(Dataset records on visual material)
#####
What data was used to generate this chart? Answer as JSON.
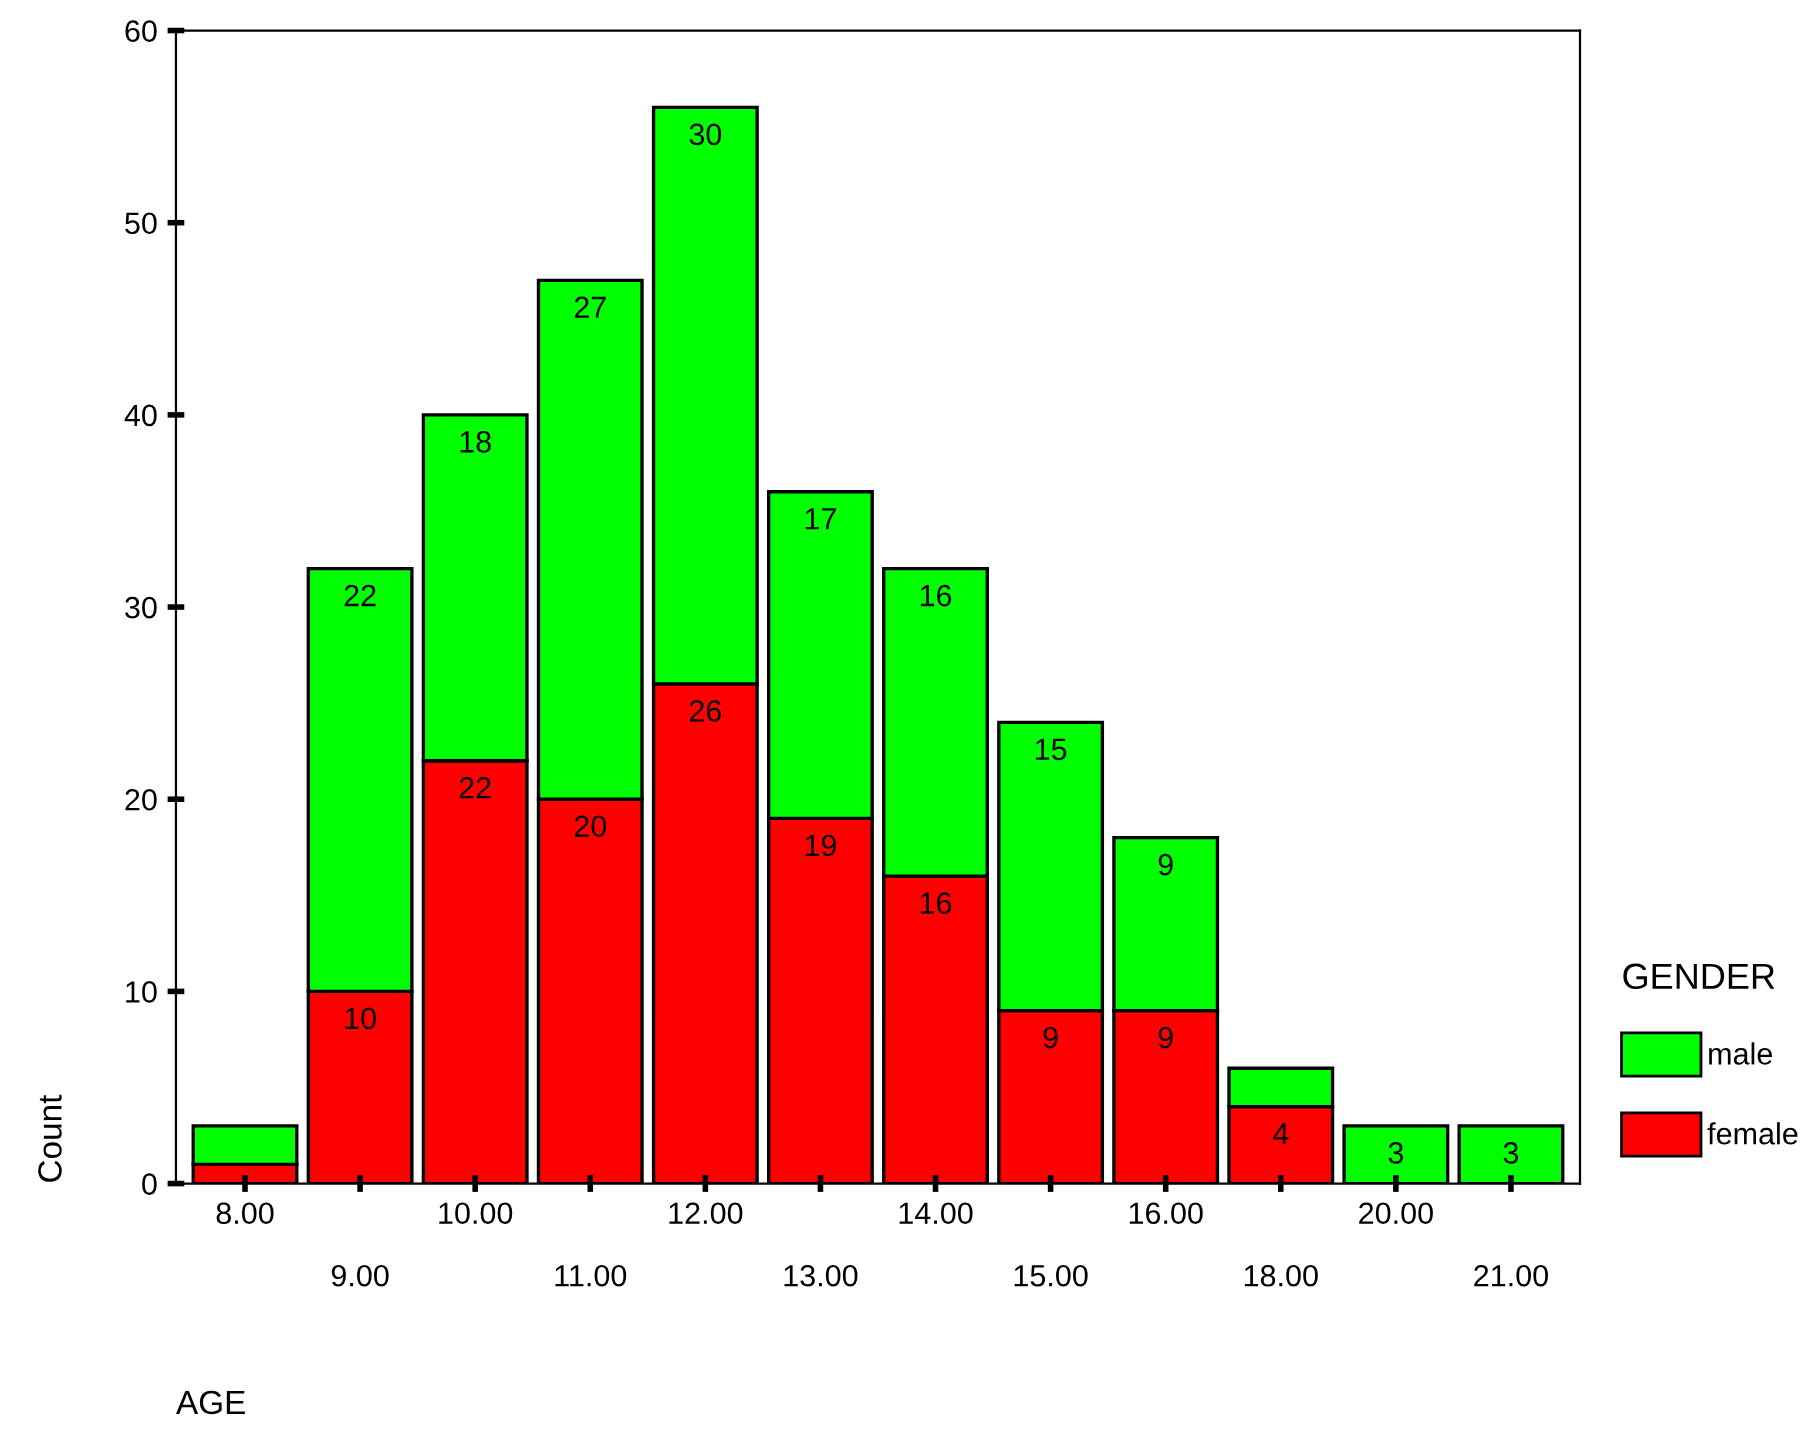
{
  "chart_data": {
    "type": "bar",
    "stacked": true,
    "xlabel": "AGE",
    "ylabel": "Count",
    "legend_title": "GENDER",
    "legend": "right",
    "categories": [
      "8.00",
      "9.00",
      "10.00",
      "11.00",
      "12.00",
      "13.00",
      "14.00",
      "15.00",
      "16.00",
      "18.00",
      "20.00",
      "21.00"
    ],
    "series": [
      {
        "name": "female",
        "color": "#ff0000",
        "values": [
          1,
          10,
          22,
          20,
          26,
          19,
          16,
          9,
          9,
          4,
          0,
          0
        ],
        "value_labels": [
          null,
          "10",
          "22",
          "20",
          "26",
          "19",
          "16",
          "9",
          "9",
          "4",
          null,
          null
        ]
      },
      {
        "name": "male",
        "color": "#00ff00",
        "values": [
          2,
          22,
          18,
          27,
          30,
          17,
          16,
          15,
          9,
          2,
          3,
          3
        ],
        "value_labels": [
          null,
          "22",
          "18",
          "27",
          "30",
          "17",
          "16",
          "15",
          "9",
          null,
          "3",
          "3"
        ]
      }
    ],
    "ylim": [
      0,
      60
    ],
    "yticks": [
      0,
      10,
      20,
      30,
      40,
      50,
      60
    ],
    "grid": false
  }
}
#####
• [EXERCISE]:
Copy all the records above exactly, but leave out the pictures.

• [OUTPUT FOR THIS TASK]:
What data was used to generate this chart? Answer as JSON.
{
  "chart_data": {
    "type": "bar",
    "stacked": true,
    "xlabel": "AGE",
    "ylabel": "Count",
    "legend_title": "GENDER",
    "legend": "right",
    "categories": [
      "8.00",
      "9.00",
      "10.00",
      "11.00",
      "12.00",
      "13.00",
      "14.00",
      "15.00",
      "16.00",
      "18.00",
      "20.00",
      "21.00"
    ],
    "series": [
      {
        "name": "female",
        "color": "#ff0000",
        "values": [
          1,
          10,
          22,
          20,
          26,
          19,
          16,
          9,
          9,
          4,
          0,
          0
        ],
        "value_labels": [
          null,
          "10",
          "22",
          "20",
          "26",
          "19",
          "16",
          "9",
          "9",
          "4",
          null,
          null
        ]
      },
      {
        "name": "male",
        "color": "#00ff00",
        "values": [
          2,
          22,
          18,
          27,
          30,
          17,
          16,
          15,
          9,
          2,
          3,
          3
        ],
        "value_labels": [
          null,
          "22",
          "18",
          "27",
          "30",
          "17",
          "16",
          "15",
          "9",
          null,
          "3",
          "3"
        ]
      }
    ],
    "ylim": [
      0,
      60
    ],
    "yticks": [
      0,
      10,
      20,
      30,
      40,
      50,
      60
    ],
    "grid": false
  }
}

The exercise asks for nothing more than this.